--- begin SOURCE DATA ---
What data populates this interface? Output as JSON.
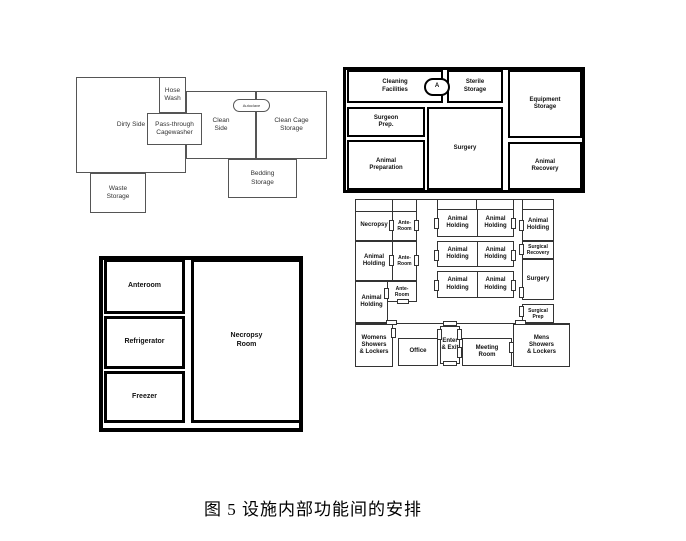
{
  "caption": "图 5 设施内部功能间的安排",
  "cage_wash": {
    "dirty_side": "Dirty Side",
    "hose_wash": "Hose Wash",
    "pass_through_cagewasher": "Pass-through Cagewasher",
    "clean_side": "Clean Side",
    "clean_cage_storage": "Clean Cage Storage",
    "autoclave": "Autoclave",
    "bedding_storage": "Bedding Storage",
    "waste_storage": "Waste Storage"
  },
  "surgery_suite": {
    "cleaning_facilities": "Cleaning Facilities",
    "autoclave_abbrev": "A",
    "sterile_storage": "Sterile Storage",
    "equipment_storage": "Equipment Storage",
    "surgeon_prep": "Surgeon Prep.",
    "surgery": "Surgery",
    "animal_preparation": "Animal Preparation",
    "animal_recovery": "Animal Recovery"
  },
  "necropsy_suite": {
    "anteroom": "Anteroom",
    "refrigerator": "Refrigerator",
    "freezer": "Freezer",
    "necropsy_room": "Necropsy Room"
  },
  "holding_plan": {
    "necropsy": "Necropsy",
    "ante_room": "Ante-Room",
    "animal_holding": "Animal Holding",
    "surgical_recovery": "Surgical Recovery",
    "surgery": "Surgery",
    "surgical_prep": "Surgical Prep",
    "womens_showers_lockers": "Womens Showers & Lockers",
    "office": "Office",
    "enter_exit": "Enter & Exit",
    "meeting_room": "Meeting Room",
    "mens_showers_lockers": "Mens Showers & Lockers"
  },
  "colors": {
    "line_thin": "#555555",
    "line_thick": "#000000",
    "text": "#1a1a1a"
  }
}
--- end SOURCE DATA ---
:: STATED PROBLEM ::
Restate the data above word for word. Do not include the images.

:: OUTPUT OF THE EXERCISE ::
What data populates this interface? Output as JSON.
{
  "caption": "图 5 设施内部功能间的安排",
  "cage_wash": {
    "dirty_side": "Dirty Side",
    "hose_wash": "Hose Wash",
    "pass_through_cagewasher": "Pass-through Cagewasher",
    "clean_side": "Clean Side",
    "clean_cage_storage": "Clean Cage Storage",
    "autoclave": "Autoclave",
    "bedding_storage": "Bedding Storage",
    "waste_storage": "Waste Storage"
  },
  "surgery_suite": {
    "cleaning_facilities": "Cleaning Facilities",
    "autoclave_abbrev": "A",
    "sterile_storage": "Sterile Storage",
    "equipment_storage": "Equipment Storage",
    "surgeon_prep": "Surgeon Prep.",
    "surgery": "Surgery",
    "animal_preparation": "Animal Preparation",
    "animal_recovery": "Animal Recovery"
  },
  "necropsy_suite": {
    "anteroom": "Anteroom",
    "refrigerator": "Refrigerator",
    "freezer": "Freezer",
    "necropsy_room": "Necropsy Room"
  },
  "holding_plan": {
    "necropsy": "Necropsy",
    "ante_room": "Ante-Room",
    "animal_holding": "Animal Holding",
    "surgical_recovery": "Surgical Recovery",
    "surgery": "Surgery",
    "surgical_prep": "Surgical Prep",
    "womens_showers_lockers": "Womens Showers & Lockers",
    "office": "Office",
    "enter_exit": "Enter & Exit",
    "meeting_room": "Meeting Room",
    "mens_showers_lockers": "Mens Showers & Lockers"
  },
  "colors": {
    "line_thin": "#555555",
    "line_thick": "#000000",
    "text": "#1a1a1a"
  }
}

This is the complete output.